▶ **TASK GOAL**
List each variable letter used in the cone-pile worked solution and what it stands for.

▶ **PAGE TEXT**
That is, the volume of the pile is increasing at a rate of 30 cubic meters per minute.

The statement:

"The height of the pile is always the same as the base diameter"

tells us:

$$h=2r$$

And so, using the formula for the volume of a cone:

$$V=\frac{1}{3}\pi r^2h$$

we find:

(1) The volume as a function of the height $h$:

$$V(h)=\frac{1}{3}\pi \left(\frac{h}{2} \right)^2(h)=\frac{1}{12}\pi h^3$$

(2) The volume as a function of the base radius $r$:

$$V(r)=\frac{1}{3}\pi r^2(2r)=\frac{2}{3}\pi r^3$$

a.) How fast is the height changing when the pile is 8 m high?

If we implicitly differentiate (1) with respect to time $t$, we obtain:

$$\frac{dV}{dt}=\frac{1}{4}\pi h^2\frac{dh}{dt}$$

Since we are asked to find how fast the height of the pile is increasing, we want to solve for $$\frac{dh}{dt}$$:

$$\frac{dh}{dt}=\frac{4}{\pi h^2}\frac{dV}{dt}$$

Now, using the given data:

$$\frac{dV}{dt}=30\frac{\text{m}^3}{\text{min}},\,h=8\text{ m}$$

we find:

$$\frac{dh}{dt}=\frac{4}{\pi \left(8\text{ m} \right)^2}\left(30\frac{\text{m}^3}{\text{min}} \right)=\frac{15}{8\pi}\frac{\text{m}}{\text{min}}\approx0.596831036594608\frac{\text{m}}{\text{min}}$$

b.) How fast is the radius changing when the pile is 8 m high?

▶ **ITEMS**
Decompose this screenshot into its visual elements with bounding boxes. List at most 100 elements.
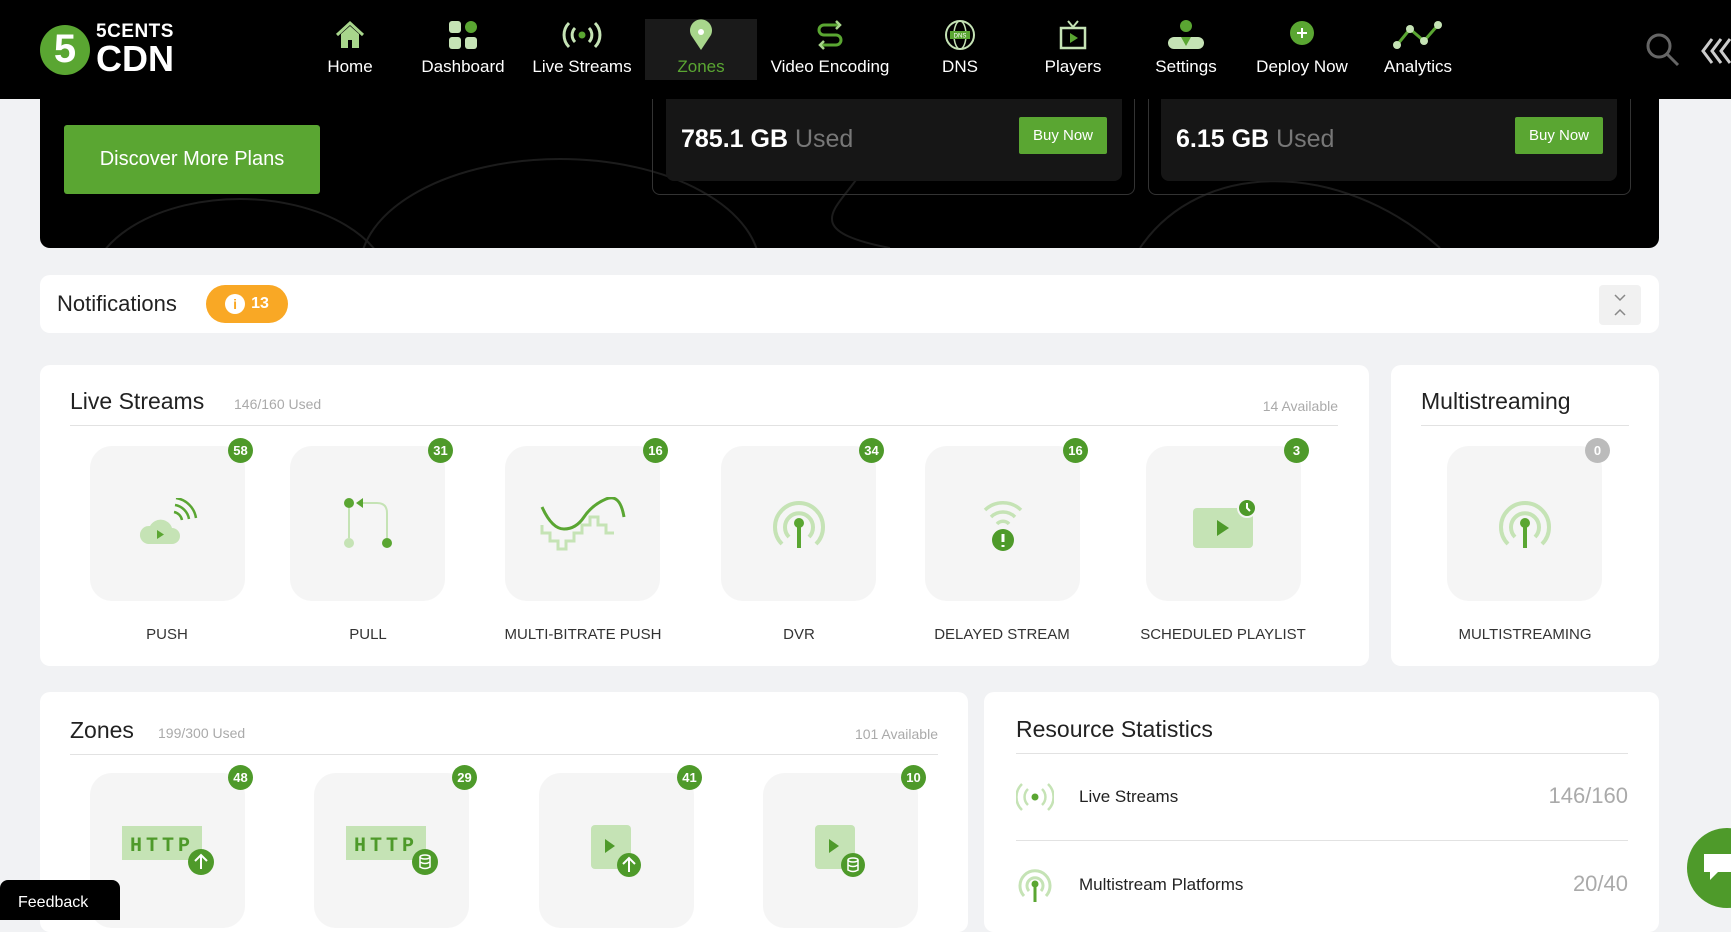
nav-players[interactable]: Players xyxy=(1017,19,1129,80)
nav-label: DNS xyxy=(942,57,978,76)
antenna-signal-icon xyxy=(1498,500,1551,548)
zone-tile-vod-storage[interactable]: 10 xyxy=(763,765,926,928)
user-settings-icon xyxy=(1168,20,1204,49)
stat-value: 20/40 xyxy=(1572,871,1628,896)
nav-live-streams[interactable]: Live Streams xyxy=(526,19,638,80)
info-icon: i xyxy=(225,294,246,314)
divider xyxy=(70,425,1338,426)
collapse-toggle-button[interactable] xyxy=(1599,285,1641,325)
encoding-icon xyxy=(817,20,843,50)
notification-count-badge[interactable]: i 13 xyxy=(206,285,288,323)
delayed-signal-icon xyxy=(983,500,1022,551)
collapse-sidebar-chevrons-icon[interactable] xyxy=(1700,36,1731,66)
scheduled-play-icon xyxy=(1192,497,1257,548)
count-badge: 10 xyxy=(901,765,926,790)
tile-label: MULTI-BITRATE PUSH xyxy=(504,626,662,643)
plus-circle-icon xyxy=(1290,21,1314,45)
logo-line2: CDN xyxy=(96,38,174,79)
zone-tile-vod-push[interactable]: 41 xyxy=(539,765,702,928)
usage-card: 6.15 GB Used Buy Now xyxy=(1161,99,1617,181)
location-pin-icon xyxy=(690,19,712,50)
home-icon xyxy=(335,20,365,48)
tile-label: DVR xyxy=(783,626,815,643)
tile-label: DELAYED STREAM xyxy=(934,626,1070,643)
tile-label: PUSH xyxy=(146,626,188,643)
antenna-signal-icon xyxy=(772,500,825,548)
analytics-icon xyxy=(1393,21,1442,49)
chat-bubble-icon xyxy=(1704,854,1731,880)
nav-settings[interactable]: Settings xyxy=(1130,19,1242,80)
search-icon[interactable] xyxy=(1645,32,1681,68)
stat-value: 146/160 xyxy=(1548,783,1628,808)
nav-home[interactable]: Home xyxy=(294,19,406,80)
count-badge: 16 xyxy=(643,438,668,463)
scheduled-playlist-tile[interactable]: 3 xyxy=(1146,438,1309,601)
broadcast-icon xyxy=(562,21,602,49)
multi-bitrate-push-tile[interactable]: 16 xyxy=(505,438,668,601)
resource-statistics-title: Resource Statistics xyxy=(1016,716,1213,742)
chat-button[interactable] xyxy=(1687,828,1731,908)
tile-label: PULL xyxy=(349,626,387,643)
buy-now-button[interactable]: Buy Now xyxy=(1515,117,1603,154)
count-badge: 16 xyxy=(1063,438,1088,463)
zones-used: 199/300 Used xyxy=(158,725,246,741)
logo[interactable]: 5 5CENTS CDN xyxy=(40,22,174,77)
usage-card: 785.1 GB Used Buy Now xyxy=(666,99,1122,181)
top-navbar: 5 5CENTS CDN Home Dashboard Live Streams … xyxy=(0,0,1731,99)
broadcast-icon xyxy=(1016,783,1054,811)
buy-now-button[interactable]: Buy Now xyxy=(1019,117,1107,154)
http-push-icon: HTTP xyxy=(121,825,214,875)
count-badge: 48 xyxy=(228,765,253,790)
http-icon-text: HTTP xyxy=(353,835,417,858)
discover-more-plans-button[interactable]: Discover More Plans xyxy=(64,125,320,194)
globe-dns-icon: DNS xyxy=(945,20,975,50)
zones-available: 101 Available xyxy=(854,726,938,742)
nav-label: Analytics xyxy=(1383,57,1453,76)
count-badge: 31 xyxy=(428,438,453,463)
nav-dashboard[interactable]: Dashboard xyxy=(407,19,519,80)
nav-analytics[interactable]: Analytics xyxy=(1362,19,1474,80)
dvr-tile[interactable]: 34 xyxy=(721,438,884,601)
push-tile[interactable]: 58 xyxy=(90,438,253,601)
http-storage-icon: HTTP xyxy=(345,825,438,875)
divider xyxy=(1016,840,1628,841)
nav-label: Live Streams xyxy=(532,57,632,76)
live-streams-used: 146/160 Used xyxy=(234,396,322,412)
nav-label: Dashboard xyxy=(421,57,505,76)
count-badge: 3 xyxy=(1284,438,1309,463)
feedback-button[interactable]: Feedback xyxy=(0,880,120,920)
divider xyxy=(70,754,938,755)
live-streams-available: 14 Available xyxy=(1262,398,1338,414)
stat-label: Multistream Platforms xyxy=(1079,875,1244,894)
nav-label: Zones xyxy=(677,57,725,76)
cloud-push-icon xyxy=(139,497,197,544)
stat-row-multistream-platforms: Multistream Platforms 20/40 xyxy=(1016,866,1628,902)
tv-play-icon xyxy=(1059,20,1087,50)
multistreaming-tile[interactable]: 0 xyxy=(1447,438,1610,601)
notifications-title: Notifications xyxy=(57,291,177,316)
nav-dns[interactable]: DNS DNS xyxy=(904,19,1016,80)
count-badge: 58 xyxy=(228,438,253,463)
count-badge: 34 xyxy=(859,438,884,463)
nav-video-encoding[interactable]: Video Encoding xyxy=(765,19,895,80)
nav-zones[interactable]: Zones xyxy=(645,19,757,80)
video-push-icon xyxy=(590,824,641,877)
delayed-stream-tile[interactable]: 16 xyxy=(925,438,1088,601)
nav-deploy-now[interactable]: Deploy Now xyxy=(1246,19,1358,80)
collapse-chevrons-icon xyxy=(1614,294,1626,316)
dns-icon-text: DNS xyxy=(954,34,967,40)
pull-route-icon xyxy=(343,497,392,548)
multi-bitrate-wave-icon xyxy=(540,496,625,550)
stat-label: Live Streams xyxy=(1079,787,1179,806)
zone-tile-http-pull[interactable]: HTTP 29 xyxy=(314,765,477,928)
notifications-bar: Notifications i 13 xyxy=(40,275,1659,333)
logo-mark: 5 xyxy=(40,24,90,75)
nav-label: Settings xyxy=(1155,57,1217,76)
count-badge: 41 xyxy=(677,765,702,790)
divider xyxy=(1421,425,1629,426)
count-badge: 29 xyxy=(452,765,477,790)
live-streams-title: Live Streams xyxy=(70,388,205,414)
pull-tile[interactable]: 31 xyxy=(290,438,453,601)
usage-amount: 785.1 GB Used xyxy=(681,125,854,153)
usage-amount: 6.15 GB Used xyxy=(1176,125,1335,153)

--

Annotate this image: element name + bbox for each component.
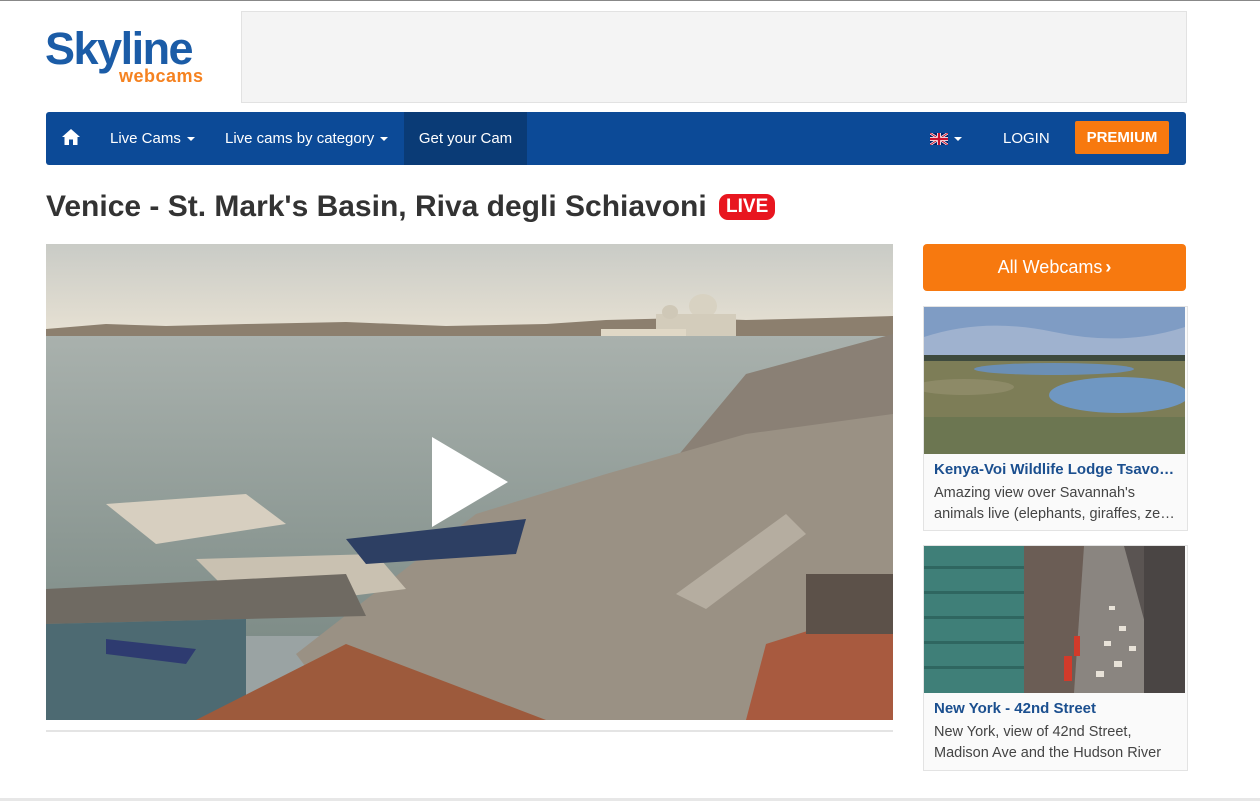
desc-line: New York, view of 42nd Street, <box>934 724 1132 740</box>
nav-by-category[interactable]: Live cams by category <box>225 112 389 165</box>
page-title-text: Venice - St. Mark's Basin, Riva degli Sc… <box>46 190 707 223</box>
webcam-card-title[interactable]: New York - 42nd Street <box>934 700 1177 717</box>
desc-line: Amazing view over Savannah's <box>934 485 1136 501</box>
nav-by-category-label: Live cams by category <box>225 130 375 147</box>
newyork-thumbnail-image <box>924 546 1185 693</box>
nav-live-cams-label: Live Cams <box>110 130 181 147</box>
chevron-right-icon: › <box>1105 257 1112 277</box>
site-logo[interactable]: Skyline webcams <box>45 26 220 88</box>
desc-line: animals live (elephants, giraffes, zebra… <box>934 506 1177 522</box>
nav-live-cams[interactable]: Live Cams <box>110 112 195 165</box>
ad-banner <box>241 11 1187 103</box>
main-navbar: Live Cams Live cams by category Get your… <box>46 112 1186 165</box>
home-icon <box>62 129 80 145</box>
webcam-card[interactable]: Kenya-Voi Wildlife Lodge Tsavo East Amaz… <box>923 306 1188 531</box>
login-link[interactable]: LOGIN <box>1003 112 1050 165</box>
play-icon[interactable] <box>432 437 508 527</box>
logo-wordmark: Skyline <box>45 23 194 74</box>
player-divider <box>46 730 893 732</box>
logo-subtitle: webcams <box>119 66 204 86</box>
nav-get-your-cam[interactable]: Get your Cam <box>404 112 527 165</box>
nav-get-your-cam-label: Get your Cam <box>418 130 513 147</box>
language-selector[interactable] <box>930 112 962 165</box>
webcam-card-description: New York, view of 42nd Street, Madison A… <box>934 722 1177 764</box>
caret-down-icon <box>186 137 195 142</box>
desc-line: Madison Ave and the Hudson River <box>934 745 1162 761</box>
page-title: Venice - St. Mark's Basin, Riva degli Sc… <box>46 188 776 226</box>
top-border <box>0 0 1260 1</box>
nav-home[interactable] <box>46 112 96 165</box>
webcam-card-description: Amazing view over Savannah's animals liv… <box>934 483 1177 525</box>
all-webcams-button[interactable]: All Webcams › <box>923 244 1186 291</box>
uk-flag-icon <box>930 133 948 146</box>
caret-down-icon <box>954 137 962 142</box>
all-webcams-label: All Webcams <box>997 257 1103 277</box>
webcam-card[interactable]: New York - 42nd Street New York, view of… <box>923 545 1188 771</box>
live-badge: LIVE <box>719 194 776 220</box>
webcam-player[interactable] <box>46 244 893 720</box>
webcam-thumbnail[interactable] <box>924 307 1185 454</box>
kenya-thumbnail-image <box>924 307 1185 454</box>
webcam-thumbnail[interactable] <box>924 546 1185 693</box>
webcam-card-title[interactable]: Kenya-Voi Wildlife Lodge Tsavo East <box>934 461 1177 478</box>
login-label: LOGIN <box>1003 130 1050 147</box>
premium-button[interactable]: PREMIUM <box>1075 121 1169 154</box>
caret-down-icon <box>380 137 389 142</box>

--

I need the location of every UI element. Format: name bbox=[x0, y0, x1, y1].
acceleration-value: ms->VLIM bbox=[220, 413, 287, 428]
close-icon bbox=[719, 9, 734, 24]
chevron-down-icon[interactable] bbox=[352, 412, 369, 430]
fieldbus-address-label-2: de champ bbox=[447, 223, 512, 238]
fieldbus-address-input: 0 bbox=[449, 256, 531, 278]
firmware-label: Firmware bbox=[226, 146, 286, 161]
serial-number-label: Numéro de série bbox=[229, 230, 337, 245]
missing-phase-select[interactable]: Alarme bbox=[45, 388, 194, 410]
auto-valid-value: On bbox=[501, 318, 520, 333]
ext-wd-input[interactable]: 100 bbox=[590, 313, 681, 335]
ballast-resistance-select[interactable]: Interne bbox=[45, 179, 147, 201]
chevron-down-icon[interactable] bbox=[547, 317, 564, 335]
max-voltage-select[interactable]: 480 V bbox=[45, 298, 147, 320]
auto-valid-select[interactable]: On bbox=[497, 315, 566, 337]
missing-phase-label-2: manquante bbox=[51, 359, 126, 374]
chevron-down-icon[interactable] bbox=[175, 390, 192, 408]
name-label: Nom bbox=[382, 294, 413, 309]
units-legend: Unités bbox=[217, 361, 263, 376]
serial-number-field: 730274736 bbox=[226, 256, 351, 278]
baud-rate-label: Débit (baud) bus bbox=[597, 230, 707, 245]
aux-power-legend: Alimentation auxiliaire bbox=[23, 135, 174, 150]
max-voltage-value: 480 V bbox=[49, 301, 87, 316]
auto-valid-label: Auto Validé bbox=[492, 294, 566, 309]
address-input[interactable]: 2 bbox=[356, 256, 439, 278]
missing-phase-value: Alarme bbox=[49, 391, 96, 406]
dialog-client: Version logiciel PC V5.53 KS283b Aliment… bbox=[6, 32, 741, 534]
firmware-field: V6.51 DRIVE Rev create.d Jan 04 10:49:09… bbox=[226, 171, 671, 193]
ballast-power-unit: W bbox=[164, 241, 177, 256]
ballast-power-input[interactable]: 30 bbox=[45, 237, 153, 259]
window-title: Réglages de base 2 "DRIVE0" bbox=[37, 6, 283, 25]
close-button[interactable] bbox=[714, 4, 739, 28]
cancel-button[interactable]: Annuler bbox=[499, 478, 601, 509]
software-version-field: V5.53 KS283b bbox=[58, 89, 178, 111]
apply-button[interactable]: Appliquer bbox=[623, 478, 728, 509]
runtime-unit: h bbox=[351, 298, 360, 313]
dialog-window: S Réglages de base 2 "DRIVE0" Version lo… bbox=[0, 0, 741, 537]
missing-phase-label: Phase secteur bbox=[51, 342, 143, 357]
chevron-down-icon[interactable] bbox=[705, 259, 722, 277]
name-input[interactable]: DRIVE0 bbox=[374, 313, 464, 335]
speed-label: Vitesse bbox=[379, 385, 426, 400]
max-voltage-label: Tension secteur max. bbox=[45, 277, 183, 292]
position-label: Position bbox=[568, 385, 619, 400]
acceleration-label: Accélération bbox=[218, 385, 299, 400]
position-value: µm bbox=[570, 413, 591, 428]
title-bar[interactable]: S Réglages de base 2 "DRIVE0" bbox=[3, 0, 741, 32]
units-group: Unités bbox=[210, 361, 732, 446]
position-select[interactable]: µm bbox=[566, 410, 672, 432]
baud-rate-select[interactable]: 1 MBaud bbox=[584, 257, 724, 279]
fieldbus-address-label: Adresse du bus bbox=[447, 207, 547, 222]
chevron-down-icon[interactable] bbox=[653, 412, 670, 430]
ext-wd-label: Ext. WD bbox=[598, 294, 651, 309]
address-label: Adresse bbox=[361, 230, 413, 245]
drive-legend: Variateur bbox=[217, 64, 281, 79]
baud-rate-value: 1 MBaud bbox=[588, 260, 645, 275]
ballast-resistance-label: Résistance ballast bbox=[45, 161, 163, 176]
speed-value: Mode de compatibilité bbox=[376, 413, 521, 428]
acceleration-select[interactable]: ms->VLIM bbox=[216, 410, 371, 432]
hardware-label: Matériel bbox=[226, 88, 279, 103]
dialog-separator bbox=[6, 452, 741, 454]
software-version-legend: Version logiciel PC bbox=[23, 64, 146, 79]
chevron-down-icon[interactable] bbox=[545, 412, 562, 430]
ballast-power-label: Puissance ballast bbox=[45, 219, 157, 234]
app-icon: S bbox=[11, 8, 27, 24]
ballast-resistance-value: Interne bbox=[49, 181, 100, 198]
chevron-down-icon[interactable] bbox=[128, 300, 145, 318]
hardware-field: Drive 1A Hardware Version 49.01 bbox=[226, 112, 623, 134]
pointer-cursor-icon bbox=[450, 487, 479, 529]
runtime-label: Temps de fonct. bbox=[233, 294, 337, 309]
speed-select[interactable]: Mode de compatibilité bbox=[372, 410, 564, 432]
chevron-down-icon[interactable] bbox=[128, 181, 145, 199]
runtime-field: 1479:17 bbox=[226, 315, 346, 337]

▶ **OUTPUT**
- V: the volume of the pile
- h: the height of the pile
- r: the base radius
- t: time